**Request:**
Gather every line below where "years" appears.

**Input rows:**
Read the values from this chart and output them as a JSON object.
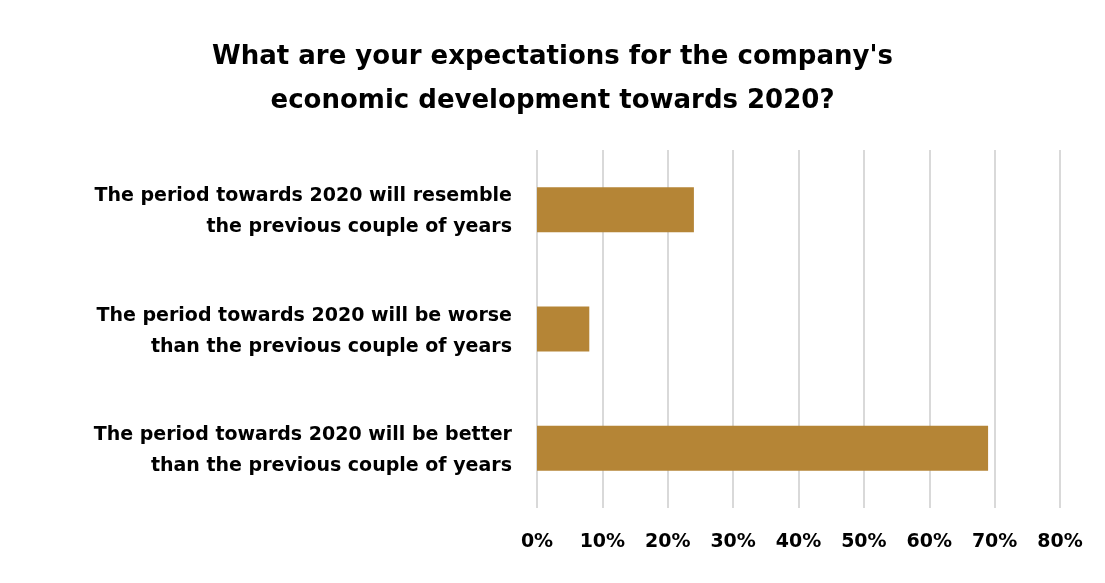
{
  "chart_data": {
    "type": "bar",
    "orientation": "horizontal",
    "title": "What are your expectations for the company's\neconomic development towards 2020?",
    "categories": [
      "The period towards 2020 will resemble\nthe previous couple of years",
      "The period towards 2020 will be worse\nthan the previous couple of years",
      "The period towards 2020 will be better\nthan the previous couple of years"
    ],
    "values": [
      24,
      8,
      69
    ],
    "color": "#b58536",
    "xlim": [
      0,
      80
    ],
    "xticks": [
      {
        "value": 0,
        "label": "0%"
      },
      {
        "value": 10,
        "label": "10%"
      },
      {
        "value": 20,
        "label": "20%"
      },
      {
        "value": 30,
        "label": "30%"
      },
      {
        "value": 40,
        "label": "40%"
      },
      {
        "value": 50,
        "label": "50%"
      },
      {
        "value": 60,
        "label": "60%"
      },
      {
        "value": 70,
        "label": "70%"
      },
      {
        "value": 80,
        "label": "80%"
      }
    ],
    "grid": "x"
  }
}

**Solution for this exercise:**
      "The period towards 2020 will resemble\nthe previous couple of years",
      "The period towards 2020 will be worse\nthan the previous couple of years",
      "The period towards 2020 will be better\nthan the previous couple of years"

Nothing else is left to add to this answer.